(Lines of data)
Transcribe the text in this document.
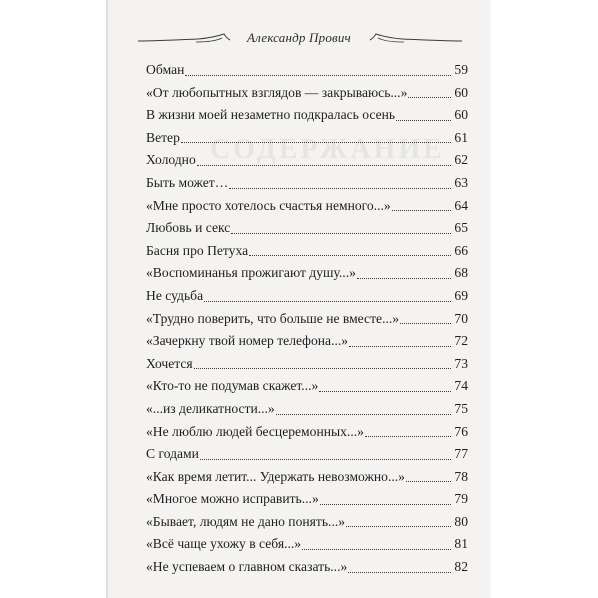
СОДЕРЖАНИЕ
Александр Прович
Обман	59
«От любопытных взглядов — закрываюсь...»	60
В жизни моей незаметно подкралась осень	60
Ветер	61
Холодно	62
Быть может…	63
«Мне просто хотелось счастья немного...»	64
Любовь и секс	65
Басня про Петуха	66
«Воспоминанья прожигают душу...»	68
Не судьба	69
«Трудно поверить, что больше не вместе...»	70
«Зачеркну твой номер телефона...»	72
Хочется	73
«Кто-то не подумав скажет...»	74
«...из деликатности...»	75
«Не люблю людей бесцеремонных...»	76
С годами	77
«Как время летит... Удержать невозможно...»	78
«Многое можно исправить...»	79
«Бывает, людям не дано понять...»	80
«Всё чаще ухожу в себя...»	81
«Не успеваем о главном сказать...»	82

* * *

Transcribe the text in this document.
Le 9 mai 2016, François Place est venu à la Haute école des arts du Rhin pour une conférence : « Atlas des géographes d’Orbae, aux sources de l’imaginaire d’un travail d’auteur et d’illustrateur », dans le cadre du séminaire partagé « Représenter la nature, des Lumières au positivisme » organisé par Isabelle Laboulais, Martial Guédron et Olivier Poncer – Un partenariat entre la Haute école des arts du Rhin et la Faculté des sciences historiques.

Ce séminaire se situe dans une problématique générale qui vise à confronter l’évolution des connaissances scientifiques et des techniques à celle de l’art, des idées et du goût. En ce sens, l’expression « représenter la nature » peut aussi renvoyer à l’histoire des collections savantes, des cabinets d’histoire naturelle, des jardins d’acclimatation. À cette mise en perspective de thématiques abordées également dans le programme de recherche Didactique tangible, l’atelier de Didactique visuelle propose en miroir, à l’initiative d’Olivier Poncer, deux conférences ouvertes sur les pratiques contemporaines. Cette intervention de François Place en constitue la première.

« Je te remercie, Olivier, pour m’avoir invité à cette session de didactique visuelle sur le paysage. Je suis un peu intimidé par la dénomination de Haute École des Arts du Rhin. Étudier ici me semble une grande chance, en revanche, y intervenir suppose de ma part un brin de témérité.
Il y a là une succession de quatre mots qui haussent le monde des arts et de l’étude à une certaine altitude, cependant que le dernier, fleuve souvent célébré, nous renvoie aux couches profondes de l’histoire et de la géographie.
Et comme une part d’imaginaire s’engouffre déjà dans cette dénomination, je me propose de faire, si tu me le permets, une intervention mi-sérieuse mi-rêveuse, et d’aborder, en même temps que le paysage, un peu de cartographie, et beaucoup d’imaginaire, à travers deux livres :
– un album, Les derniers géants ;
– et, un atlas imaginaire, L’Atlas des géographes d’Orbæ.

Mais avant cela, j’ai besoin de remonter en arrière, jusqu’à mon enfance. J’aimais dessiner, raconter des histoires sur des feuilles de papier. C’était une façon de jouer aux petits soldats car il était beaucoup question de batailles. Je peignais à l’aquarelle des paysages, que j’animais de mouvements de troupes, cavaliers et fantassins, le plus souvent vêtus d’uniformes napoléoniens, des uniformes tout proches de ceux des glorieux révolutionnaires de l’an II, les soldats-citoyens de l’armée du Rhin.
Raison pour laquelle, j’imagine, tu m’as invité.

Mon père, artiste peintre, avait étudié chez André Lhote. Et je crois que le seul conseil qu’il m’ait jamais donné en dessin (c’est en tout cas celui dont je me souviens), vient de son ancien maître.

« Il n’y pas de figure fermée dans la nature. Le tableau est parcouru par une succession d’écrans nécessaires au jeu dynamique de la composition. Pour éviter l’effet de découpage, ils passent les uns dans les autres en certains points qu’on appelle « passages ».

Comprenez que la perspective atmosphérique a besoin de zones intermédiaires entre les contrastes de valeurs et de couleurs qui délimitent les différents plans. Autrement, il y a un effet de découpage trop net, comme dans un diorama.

--

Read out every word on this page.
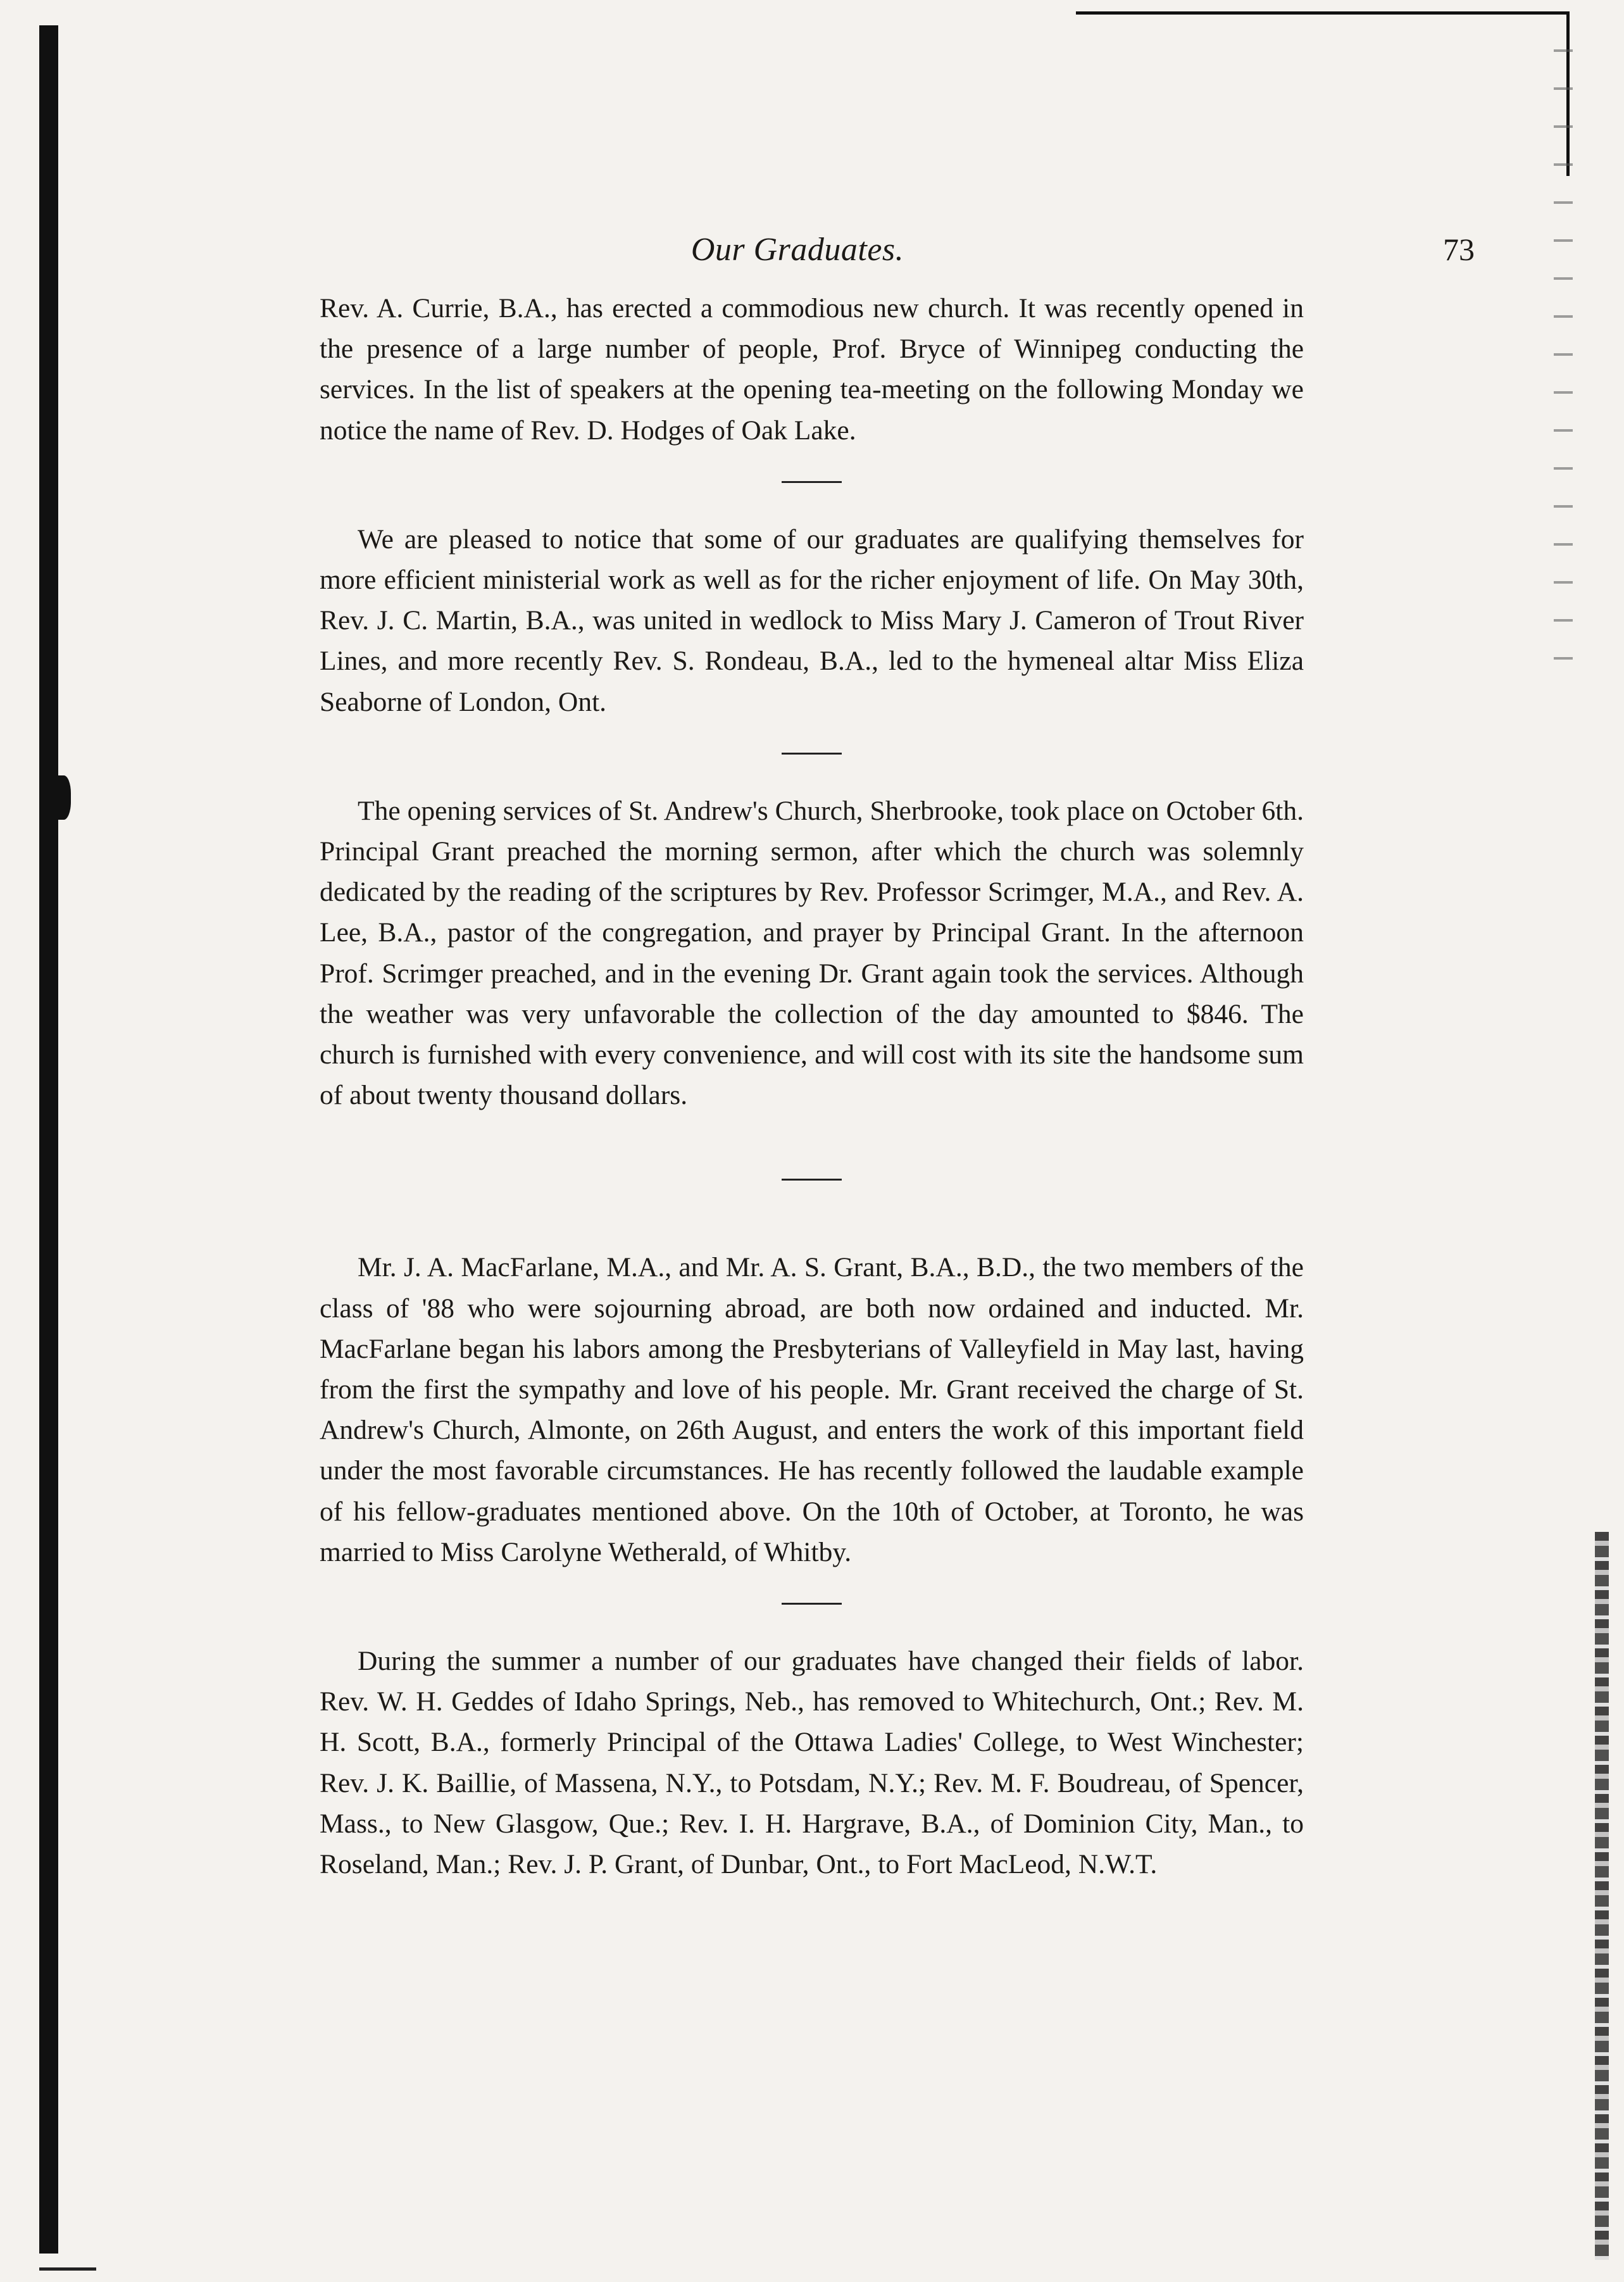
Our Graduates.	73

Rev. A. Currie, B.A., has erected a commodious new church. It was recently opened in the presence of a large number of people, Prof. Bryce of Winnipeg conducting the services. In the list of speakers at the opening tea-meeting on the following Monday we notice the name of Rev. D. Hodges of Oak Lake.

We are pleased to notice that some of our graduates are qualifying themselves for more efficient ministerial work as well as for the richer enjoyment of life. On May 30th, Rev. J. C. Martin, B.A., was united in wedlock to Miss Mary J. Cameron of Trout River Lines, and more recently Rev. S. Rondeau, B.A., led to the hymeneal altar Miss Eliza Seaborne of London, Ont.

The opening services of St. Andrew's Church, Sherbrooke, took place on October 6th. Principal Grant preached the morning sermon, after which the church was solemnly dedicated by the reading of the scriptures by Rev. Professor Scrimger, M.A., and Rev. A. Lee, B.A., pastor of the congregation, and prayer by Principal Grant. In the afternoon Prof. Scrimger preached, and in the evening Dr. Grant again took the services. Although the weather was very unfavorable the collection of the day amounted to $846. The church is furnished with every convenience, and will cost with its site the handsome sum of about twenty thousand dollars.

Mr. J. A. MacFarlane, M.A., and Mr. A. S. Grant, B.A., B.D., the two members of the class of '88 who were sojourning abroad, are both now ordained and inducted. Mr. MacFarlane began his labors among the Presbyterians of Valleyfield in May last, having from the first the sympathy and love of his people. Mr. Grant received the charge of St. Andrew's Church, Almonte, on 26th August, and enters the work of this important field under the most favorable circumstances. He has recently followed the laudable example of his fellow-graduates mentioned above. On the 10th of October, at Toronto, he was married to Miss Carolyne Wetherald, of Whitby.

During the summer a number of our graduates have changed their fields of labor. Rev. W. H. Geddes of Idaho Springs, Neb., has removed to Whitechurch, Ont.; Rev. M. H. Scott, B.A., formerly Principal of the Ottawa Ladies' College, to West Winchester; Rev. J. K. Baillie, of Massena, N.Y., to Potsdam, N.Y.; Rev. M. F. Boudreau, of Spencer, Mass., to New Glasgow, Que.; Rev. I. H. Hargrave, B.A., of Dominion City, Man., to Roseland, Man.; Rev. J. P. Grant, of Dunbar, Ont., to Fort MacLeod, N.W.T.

▶ **EXERCISE OBJECTIVE**
Show every line of the records above that contains the word "invité".

▶ **FULL RESPONSE**
« Je te remercie, Olivier, pour m’avoir invité à cette session de didactique visuelle sur le paysage. Je suis un peu intimidé par la dénomination de Haute École des Arts du Rhin. Étudier ici me semble une grande chance, en revanche, y intervenir suppose de ma part un brin de témérité.
Raison pour laquelle, j’imagine, tu m’as invité.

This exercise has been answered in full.